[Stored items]
■ ■ ■ ■ ■
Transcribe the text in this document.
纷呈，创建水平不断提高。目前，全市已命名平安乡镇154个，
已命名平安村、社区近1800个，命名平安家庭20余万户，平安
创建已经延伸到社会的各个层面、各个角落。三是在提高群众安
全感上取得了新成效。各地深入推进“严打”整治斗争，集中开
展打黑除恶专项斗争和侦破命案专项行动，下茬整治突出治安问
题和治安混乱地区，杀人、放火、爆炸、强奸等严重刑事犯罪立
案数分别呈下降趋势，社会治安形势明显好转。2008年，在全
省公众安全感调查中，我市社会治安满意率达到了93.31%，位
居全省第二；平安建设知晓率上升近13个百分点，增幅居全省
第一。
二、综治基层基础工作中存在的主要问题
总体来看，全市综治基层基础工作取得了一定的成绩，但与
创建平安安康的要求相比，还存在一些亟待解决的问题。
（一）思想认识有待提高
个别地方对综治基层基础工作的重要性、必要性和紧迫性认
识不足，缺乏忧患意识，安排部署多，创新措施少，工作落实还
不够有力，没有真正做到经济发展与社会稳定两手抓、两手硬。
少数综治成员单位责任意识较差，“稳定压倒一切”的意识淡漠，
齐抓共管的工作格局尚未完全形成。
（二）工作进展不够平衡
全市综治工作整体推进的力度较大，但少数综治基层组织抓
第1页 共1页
■ ■ ■ ■ ■
Quote the data above in full, changing nothing.

Final result:
Transcribe the text in this document.
纷呈，创建水平不断提高。目前，全市已命名平安乡镇154个，
已命名平安村、社区近1800个，命名平安家庭20余万户，平安
创建已经延伸到社会的各个层面、各个角落。三是在提高群众安
全感上取得了新成效。各地深入推进“严打”整治斗争，集中开
展打黑除恶专项斗争和侦破命案专项行动，下茬整治突出治安问
题和治安混乱地区，杀人、放火、爆炸、强奸等严重刑事犯罪立
案数分别呈下降趋势，社会治安形势明显好转。2008年，在全
省公众安全感调查中，我市社会治安满意率达到了93.31%，位
居全省第二；平安建设知晓率上升近13个百分点，增幅居全省
第一。
二、综治基层基础工作中存在的主要问题
总体来看，全市综治基层基础工作取得了一定的成绩，但与
创建平安安康的要求相比，还存在一些亟待解决的问题。
（一）思想认识有待提高
个别地方对综治基层基础工作的重要性、必要性和紧迫性认
识不足，缺乏忧患意识，安排部署多，创新措施少，工作落实还
不够有力，没有真正做到经济发展与社会稳定两手抓、两手硬。
少数综治成员单位责任意识较差，“稳定压倒一切”的意识淡漠，
齐抓共管的工作格局尚未完全形成。
（二）工作进展不够平衡
全市综治工作整体推进的力度较大，但少数综治基层组织抓
第1页 共1页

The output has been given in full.